* EXERCISE TASK: Work through the data line by line, gathering every line that has the word "Realized".

------ RECORDS SHOWN

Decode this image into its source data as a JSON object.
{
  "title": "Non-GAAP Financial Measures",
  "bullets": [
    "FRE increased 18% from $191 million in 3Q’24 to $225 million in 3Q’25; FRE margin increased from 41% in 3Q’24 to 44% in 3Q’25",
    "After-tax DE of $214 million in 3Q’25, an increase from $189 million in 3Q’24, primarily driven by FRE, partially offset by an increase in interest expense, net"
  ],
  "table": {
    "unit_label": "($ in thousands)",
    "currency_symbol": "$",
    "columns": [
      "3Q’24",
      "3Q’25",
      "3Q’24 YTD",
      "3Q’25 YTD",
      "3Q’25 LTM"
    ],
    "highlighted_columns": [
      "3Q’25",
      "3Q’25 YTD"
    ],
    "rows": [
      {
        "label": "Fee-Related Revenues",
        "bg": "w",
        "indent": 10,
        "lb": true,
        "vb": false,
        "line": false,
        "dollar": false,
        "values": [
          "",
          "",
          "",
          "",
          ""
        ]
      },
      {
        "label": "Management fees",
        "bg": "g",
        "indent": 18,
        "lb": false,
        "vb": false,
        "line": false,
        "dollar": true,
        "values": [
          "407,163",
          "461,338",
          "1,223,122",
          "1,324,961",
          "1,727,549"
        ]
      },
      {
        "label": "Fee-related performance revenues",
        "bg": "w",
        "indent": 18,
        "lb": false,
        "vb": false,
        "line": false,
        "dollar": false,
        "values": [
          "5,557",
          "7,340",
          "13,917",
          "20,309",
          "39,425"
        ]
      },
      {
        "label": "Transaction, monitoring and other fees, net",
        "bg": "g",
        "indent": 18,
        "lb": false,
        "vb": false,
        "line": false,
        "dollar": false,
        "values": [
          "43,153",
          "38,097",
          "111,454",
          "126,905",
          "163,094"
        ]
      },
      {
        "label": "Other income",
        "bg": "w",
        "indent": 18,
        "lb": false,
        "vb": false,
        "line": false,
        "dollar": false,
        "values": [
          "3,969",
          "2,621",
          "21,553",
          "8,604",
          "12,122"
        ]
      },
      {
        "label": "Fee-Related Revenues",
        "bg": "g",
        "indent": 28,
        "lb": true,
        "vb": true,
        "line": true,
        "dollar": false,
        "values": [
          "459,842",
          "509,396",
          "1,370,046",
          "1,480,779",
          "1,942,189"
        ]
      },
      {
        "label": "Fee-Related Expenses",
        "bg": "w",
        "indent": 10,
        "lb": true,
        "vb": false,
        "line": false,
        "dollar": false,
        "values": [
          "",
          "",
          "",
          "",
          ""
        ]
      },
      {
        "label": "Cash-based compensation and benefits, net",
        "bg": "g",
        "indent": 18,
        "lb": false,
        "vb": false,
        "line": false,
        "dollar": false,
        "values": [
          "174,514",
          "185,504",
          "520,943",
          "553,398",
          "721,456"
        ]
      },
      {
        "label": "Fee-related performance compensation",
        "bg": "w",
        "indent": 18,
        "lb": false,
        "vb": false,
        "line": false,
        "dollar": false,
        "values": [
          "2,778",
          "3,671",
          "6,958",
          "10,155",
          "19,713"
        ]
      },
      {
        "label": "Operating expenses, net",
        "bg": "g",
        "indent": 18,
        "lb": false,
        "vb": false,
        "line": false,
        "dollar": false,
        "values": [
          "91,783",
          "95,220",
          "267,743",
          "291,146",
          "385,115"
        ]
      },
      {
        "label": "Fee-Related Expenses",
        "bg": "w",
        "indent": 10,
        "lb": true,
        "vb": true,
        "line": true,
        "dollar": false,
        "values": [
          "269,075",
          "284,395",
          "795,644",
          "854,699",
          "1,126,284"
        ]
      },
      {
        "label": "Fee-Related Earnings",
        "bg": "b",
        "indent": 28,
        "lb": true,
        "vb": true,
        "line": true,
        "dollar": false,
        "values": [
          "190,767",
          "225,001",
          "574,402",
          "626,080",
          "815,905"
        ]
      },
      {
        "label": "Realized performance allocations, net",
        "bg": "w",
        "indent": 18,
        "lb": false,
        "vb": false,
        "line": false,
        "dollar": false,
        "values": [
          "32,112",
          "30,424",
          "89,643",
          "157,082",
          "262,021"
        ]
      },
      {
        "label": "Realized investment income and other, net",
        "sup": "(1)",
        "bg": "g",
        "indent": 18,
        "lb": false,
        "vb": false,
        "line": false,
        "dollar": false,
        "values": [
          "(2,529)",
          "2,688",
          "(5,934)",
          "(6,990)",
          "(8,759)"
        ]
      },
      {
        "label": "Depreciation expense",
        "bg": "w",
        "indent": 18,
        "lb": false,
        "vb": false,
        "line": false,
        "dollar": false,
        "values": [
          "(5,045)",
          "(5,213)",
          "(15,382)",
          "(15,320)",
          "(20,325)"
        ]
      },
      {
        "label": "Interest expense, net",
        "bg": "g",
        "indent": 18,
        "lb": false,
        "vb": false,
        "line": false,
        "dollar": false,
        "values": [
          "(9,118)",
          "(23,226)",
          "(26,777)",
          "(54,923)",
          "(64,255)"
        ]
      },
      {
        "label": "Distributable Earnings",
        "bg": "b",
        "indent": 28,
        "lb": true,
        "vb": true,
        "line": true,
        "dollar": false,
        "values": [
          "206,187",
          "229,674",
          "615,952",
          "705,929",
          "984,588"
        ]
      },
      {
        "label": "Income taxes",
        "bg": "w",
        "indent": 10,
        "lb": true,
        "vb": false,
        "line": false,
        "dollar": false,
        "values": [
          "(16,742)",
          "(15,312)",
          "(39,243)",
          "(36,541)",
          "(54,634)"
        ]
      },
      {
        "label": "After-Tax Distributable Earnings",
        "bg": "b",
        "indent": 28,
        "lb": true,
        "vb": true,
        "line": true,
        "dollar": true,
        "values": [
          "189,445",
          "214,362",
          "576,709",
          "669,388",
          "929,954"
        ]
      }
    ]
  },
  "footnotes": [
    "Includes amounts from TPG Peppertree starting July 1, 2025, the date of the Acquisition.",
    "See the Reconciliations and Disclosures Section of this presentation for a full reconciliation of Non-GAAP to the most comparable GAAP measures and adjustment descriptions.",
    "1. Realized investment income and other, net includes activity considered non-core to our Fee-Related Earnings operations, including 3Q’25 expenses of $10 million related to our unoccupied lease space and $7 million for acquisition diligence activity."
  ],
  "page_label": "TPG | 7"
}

------------

* ANSWER TO THIS PROBLEM:
        "label": "Realized performance allocations, net",
        "label": "Realized investment income and other, net",
    "1. Realized investment income and other, net includes activity considered non-core to our Fee-Related Earnings operations, including 3Q’25 expenses of $10 million related to our unoccupied lease space and $7 million for acquisition diligence activity."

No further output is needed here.